Pesniary: da Bielorrússia com amor.

Pesniary: da Bielorrússia com amor.



Por Marco Gaspari

Contrariando aqueles que acham que a Lituânia é a Meca dos proggers que buscam nas obscuridades progressivas uma forma de auto-estima, faz tempo que eu alimento meu ego garimpando também os discos de grupos de outros países da ex-Cortina de Ferro. E prefiro o progressivo porque nenhum outro estilo dentro do rock soube acolher tão bem a tradição folclórica e as raízes sonoras dos países que ele, na falta de uma expressão melhor, invadiu. Desculpe se faço os Stalin da vida e todo o politburo do Partido Comunista da ex-União Soviética revirar nos devidos caixões, mas o rock talvez tenha sido o mais bem sucedido (e um dos mais temidos) aliciador capitalista da juventude vermelha do pós-guerra. Basta saber que ele também estava incluído na pauta de aberturas que Aleksander Dubcek queria promover na Tchecoslováquia com a chamada Primavera de Praga. E deu no que deu.
A Bielorrússia (ou Belarus), um país vizinho da Lituânia, tem 80% do seu território coberto por florestas e seus habitantes se concentram nas áreas urbanas em volta da capital Minsk e das outras capitais das divisões regionais do país. Seu nome deriva da expressão Rússia Branca, que descrevia a área da Europa Oriental coberta por neve e povoada por povos eslavos. O homem moderno já andava por lá entre 5000 e 2000 anos A.C. Isso nos dá uma ideia do tamanho de sua história e da riqueza de suas tradições. Essas, datam dos tempos medievais e como o país esteve sempre estrategicamente localizado na junção das rotas comerciais que interligavam a Europa Oriental e a Ocidental, sendo alvo constante das políticas expansionistas de seus vizinhos, os habitantes da Bielorrússia fizeram da preservação de sua língua e de suas tradições a principal marca de sua identidade cultural.
Vladimir Mulyavin
Pode-se dizer que o rock em Belarus começou em 1968 em torno da figura talentosa e carismática de Vladimir Mulyavin, um músico de formação clássica e entusiasta do folclore de seu país. Ele já participava de festivais em 1957 e colecionou vários títulos em sua longa carreira (morreu em 2003, vítima de um acidente de trânsito), como o de “Trabalhador Honrado da Cultura da Polônia”, em 1980, até o de “Artista do Povo da URSS”, em 1991, o maior prêmio concedido pela Mãe Rússia aos seus filhos desvairados.
Desvairado pode não ser uma palavra feliz ou justa para descrever Vladimir, mas se encaixa perfeitamente na ideia que o governo comunista fazia das pessoas que se deixavam influenciar pela crescente popularidade do rock ocidental nos países soviéticos durante os anos 60. Tanto que o governo russo tentou controlar de perto cada aspecto da produção de música popular, do estilo musical e conteúdo das letras até a forma dos artistas se apresentarem no palco e o comportamento do público. Também tratou de incentivar a criação de conjuntos vocais e instrumentais que pautassem suas mensagens de um conteúdo não político e as executassem de forma comportada. Foi nesse clima de censura que o público de Belarus conheceu um desses conjuntos, o PESNIARY, comandado pelo nosso Vladimir Mulyavin, um grupo de músicos formados que não cantava em russo, mas na língua de seu país e que, apesar disso, soube ser palatável aos censores de plantão.

● ● ● ● ● ● ●

Enunciado da tarefa 1
Edite os registros a partir da primeira linha até a linha que contém "code-filename: layout.js xyxy=(585,403,641,420)", inclusive, trocando "code-token" por "code-fragment" e mantendo todo o restante inalterado.

● ● ● ● ● ● ●

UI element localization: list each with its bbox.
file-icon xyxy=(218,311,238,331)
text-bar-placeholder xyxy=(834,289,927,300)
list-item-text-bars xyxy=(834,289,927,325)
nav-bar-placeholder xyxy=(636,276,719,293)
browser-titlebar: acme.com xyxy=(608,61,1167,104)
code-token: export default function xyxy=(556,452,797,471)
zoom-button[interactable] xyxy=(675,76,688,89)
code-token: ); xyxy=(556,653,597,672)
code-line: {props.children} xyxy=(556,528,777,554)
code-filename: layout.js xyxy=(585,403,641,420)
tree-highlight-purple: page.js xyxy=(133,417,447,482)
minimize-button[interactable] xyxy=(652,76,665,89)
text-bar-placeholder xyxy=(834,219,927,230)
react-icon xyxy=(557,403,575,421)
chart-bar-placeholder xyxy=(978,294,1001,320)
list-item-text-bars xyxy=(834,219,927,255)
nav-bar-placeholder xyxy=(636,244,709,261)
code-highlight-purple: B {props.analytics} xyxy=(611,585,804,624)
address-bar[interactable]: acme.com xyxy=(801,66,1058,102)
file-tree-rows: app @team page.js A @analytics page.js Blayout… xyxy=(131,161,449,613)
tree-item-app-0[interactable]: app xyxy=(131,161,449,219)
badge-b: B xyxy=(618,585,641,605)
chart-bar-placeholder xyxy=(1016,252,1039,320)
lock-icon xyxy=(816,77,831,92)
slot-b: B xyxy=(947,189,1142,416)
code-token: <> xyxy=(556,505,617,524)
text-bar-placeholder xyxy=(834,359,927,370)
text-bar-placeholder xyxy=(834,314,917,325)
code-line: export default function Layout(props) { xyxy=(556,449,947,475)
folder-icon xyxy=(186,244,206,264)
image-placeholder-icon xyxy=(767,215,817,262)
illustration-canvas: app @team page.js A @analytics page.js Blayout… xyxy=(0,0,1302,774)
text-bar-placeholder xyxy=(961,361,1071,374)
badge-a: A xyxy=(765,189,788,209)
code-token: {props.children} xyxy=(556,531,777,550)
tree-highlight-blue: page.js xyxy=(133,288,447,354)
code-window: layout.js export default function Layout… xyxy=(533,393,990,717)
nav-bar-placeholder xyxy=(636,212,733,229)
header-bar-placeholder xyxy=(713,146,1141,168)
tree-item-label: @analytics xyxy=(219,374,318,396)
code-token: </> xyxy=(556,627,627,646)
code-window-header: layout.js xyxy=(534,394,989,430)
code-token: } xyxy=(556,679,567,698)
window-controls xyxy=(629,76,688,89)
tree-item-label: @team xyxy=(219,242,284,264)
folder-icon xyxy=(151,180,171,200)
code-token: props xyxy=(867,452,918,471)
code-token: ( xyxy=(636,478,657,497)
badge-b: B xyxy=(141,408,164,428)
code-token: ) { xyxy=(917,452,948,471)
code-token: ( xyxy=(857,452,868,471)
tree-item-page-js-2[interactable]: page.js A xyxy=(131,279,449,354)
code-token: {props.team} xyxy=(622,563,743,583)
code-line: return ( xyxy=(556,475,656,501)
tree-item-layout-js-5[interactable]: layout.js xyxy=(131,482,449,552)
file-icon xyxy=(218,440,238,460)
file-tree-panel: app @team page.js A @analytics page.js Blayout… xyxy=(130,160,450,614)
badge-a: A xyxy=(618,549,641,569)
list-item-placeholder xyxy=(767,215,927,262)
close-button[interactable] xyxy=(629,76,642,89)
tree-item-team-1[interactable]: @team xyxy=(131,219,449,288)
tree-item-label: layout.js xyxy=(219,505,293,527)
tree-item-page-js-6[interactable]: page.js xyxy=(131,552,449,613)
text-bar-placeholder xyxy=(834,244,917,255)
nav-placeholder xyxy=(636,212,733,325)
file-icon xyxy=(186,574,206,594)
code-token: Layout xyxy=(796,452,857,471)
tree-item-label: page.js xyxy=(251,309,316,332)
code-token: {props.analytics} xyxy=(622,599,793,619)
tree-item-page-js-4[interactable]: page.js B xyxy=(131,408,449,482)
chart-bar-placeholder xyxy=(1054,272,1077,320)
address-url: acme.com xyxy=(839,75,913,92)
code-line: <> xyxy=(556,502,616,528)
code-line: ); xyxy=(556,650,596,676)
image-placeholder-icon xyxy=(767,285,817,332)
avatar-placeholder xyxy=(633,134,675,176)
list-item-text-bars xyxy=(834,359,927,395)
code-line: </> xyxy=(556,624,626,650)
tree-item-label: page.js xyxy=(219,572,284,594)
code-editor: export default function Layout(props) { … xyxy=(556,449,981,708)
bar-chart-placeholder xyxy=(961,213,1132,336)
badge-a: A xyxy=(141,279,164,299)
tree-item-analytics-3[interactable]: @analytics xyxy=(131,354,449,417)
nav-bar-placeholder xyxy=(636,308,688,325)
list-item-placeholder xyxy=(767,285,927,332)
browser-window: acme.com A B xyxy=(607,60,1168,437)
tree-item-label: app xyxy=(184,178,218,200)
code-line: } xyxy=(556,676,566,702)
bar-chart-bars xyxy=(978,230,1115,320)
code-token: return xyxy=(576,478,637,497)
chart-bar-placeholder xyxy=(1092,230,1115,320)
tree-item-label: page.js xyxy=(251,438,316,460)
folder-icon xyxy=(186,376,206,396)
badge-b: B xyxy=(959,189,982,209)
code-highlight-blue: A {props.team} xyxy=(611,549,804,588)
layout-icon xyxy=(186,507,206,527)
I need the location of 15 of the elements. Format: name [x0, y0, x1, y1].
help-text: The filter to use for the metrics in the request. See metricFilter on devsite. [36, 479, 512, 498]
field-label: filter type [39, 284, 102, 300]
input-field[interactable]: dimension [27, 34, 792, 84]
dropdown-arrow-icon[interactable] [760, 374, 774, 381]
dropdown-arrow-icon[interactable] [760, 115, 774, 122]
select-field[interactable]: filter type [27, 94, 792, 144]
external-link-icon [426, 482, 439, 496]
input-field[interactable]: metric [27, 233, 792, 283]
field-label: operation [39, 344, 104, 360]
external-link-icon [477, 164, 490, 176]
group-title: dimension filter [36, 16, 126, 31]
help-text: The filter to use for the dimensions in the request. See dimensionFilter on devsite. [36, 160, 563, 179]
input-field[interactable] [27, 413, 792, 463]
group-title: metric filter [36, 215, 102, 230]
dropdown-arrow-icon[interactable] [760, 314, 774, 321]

● ● ● ● ● ● ●

Enunciado da tarefa 2
Relacione, na ordem em que aparecem, todos os anos a partir de 1900 mencionados no texto sobre o Pesniary.

Resposta correta 1
UI element localization: list each with its bbox.
file-icon xyxy=(218,311,238,331)
text-bar-placeholder xyxy=(834,289,927,300)
list-item-text-bars xyxy=(834,289,927,325)
nav-bar-placeholder xyxy=(636,276,719,293)
browser-titlebar: acme.com xyxy=(608,61,1167,104)
code-fragment: export default function xyxy=(556,452,797,471)
zoom-button[interactable] xyxy=(675,76,688,89)
code-fragment: ); xyxy=(556,653,597,672)
code-line: {props.children} xyxy=(556,528,777,554)
code-filename: layout.js xyxy=(585,403,641,420)

Resposta correta 2
1968, 1957, 2003, 1980, 1991